Your objective -> Scan the data for "Wang" and copy the lines it appears in.

Source records ->
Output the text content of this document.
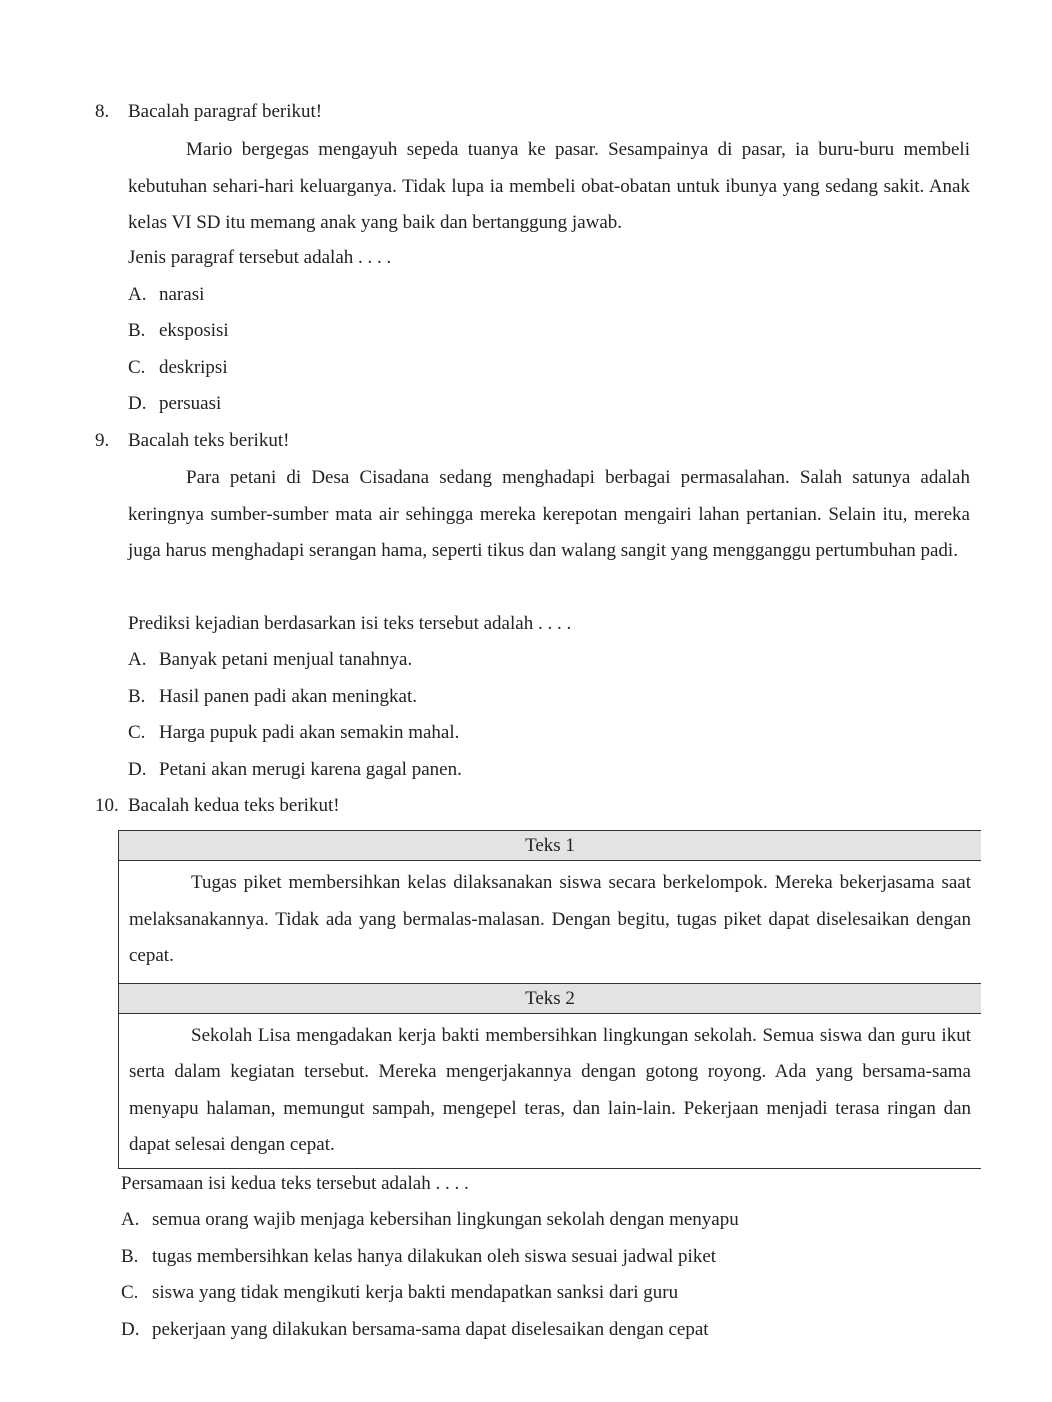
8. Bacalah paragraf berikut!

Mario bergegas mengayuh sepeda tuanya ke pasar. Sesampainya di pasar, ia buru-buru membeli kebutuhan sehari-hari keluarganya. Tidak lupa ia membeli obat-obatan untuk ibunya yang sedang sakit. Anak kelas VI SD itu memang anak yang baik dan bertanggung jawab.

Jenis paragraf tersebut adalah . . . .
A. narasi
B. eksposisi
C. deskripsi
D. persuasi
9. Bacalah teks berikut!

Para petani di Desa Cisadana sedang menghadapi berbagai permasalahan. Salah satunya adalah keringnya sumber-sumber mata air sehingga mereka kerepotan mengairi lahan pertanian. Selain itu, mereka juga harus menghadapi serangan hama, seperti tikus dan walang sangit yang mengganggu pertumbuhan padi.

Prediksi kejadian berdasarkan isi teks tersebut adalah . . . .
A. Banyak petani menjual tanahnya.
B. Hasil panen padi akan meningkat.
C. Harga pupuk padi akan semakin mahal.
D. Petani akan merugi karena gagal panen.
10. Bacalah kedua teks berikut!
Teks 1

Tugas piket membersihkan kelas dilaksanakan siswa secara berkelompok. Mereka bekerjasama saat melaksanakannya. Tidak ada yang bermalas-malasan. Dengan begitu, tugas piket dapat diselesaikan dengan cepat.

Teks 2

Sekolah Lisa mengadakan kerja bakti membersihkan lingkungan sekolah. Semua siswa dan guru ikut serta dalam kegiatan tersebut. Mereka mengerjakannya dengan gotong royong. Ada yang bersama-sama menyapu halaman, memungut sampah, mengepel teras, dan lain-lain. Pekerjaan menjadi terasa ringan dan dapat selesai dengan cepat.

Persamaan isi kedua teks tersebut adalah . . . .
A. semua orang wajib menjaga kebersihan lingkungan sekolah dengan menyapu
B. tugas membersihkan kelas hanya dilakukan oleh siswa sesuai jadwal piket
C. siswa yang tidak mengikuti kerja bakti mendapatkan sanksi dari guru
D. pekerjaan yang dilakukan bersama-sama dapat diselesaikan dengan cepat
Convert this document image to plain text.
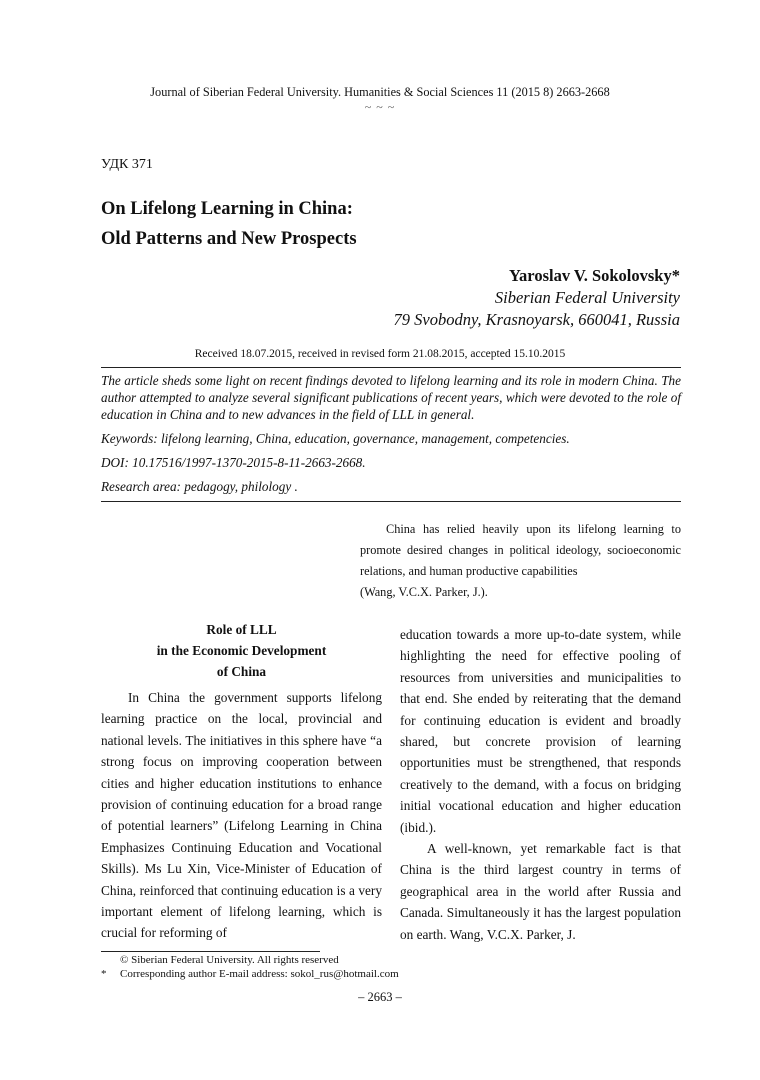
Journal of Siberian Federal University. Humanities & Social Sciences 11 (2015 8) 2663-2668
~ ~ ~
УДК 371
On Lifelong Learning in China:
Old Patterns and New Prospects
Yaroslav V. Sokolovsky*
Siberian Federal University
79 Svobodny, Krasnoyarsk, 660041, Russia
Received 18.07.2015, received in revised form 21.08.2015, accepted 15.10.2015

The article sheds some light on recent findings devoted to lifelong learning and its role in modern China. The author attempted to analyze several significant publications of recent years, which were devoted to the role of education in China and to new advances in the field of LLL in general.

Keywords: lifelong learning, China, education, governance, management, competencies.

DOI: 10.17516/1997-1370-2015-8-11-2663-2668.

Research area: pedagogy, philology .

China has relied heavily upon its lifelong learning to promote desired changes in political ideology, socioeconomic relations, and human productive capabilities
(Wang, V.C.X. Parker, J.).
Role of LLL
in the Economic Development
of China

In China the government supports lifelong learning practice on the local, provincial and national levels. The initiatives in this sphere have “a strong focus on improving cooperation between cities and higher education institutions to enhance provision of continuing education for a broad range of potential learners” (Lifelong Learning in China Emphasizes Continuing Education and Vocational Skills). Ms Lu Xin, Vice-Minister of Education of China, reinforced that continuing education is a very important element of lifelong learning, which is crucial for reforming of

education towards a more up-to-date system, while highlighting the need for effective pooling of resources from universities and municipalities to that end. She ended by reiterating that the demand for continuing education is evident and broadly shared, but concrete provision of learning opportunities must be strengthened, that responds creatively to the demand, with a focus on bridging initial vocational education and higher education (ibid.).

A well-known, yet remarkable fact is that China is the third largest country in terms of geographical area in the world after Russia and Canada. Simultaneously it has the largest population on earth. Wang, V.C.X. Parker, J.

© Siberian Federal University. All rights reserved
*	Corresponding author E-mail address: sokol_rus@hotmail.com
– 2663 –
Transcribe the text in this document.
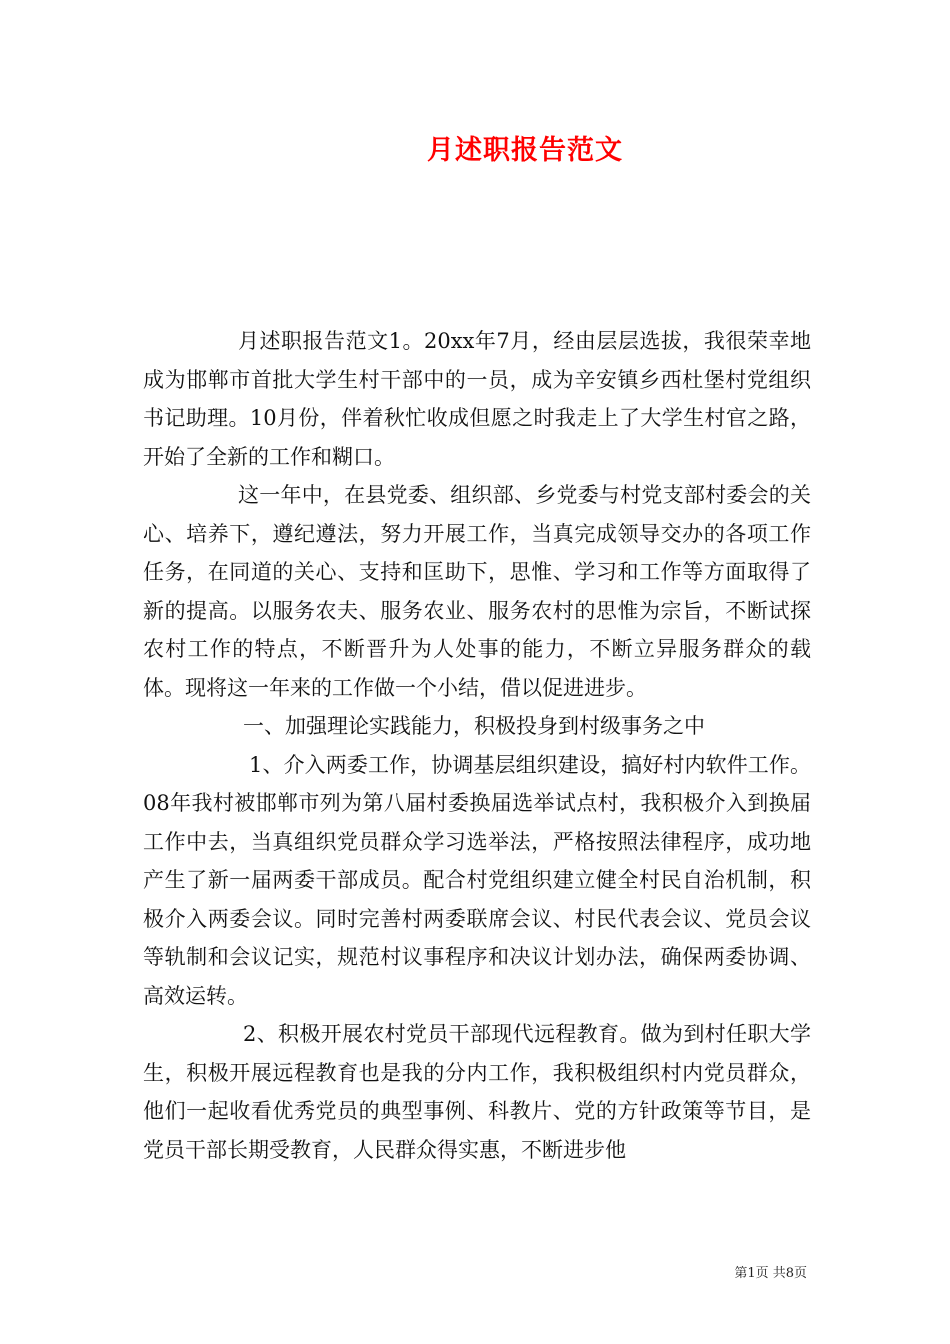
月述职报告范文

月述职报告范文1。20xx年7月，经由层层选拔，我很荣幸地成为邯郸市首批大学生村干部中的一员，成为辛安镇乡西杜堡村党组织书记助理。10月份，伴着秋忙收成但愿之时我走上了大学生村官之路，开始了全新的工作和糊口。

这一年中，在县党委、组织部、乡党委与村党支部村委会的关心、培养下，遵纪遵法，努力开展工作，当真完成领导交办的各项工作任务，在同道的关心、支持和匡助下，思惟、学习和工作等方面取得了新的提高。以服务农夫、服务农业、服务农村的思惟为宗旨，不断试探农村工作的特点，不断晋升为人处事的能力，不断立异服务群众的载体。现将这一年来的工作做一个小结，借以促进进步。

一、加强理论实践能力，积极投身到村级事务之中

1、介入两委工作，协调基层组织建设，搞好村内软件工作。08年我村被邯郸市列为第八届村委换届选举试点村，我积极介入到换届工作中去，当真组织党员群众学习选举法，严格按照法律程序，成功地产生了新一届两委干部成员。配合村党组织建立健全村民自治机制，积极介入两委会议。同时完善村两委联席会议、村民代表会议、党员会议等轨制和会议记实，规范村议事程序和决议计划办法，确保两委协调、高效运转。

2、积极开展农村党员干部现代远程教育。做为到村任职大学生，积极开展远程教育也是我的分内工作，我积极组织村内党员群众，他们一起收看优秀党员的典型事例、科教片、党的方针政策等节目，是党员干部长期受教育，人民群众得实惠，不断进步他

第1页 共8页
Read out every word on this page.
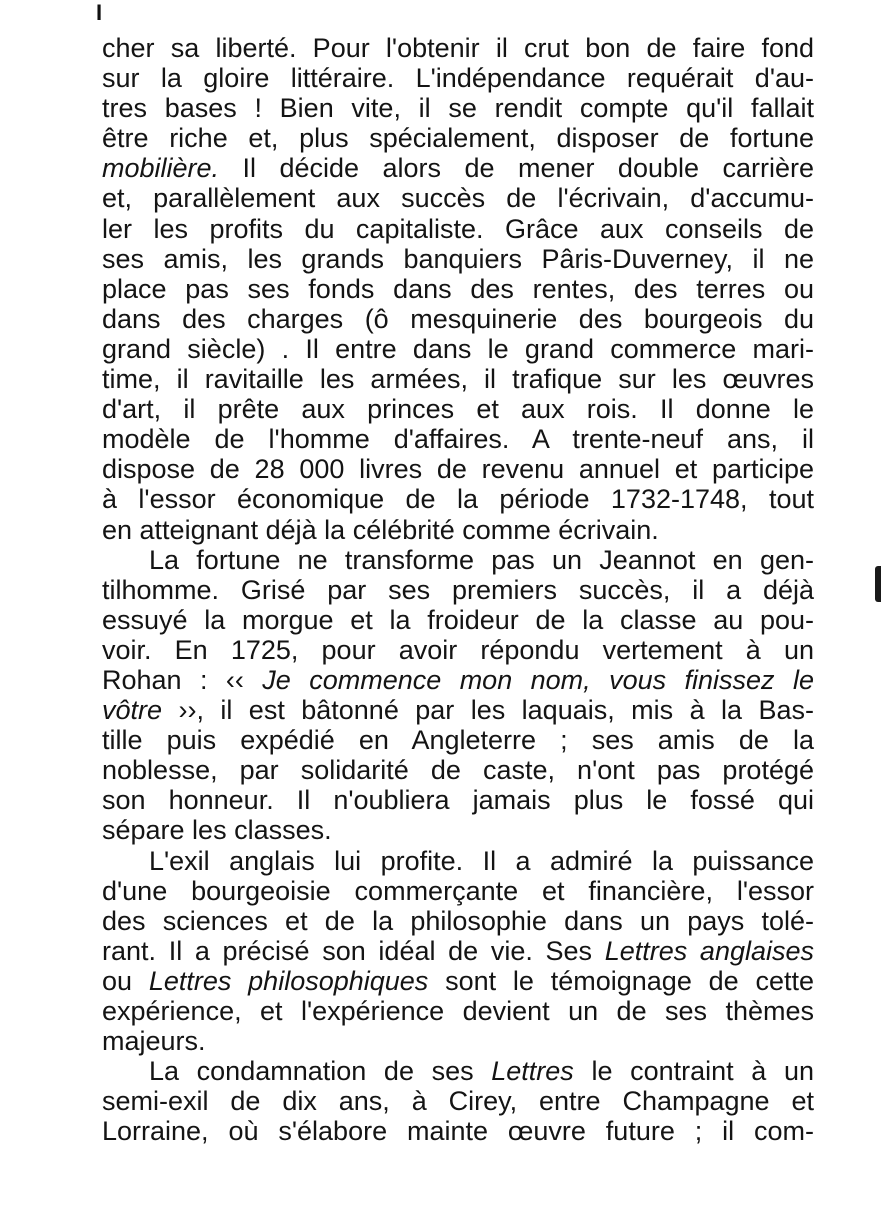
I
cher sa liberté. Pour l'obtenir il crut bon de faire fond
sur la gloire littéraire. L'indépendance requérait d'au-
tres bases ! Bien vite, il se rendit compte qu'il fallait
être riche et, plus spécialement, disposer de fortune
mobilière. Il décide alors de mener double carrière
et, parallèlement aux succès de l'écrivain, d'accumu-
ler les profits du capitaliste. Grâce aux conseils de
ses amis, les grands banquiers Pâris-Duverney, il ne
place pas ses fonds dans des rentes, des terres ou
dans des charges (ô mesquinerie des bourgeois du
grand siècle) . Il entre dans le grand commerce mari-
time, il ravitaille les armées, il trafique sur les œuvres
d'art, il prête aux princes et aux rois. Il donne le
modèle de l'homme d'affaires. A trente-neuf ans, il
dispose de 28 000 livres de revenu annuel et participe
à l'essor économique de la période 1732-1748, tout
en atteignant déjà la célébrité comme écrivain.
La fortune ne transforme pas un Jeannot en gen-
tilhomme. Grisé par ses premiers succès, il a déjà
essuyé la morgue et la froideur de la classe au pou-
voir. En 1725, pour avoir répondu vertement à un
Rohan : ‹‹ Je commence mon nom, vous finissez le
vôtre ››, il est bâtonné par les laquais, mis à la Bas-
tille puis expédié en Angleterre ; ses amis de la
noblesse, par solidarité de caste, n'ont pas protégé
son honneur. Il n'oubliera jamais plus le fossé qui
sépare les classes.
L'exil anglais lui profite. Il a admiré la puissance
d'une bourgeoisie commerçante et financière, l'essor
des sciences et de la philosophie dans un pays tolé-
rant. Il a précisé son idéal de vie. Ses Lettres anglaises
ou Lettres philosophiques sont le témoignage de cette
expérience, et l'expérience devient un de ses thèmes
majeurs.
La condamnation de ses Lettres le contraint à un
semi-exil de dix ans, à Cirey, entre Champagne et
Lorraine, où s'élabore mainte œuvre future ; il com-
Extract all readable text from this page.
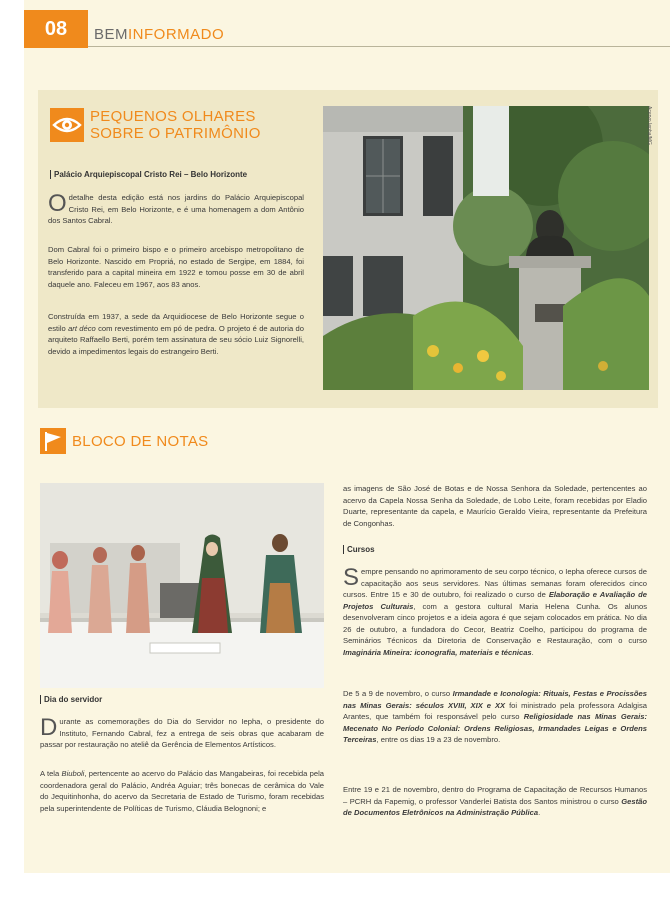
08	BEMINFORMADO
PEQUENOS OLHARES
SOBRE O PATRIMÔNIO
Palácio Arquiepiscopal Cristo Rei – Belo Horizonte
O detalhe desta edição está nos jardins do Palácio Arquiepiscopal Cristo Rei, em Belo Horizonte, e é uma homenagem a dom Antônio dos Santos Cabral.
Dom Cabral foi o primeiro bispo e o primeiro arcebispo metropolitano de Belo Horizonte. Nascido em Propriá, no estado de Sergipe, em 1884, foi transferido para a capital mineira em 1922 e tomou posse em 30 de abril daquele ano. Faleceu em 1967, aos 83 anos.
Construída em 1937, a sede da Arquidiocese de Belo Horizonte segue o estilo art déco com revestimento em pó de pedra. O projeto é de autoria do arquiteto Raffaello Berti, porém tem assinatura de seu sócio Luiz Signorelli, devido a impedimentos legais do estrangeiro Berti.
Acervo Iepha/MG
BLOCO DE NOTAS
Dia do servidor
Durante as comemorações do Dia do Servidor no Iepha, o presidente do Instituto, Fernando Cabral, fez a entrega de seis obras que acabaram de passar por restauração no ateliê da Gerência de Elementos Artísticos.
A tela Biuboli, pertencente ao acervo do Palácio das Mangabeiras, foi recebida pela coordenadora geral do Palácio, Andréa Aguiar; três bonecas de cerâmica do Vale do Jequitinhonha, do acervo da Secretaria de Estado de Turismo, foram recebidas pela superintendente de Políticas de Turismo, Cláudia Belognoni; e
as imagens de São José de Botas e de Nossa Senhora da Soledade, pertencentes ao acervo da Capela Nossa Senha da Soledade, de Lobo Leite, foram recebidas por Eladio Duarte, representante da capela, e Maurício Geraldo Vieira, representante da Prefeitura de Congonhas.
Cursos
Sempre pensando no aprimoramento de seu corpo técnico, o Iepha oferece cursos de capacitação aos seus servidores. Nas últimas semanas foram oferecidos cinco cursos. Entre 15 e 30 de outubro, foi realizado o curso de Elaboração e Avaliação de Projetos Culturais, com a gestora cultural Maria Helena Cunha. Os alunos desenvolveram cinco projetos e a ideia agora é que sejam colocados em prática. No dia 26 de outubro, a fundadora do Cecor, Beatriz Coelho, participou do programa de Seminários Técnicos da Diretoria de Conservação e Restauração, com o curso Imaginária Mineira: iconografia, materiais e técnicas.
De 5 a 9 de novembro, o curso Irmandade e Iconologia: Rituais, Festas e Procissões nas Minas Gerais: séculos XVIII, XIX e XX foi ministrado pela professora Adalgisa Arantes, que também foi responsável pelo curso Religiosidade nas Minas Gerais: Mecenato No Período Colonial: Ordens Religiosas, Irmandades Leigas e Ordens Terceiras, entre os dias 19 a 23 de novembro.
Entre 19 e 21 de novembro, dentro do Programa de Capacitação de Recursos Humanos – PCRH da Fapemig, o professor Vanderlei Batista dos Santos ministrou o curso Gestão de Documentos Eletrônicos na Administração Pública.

Solution to the problem ->
(Wang, V.C.X. Parker, J.).
A well-known, yet remarkable fact is that China is the third largest country in terms of geographical area in the world after Russia and Canada. Simultaneously it has the largest population on earth. Wang, V.C.X. Parker, J.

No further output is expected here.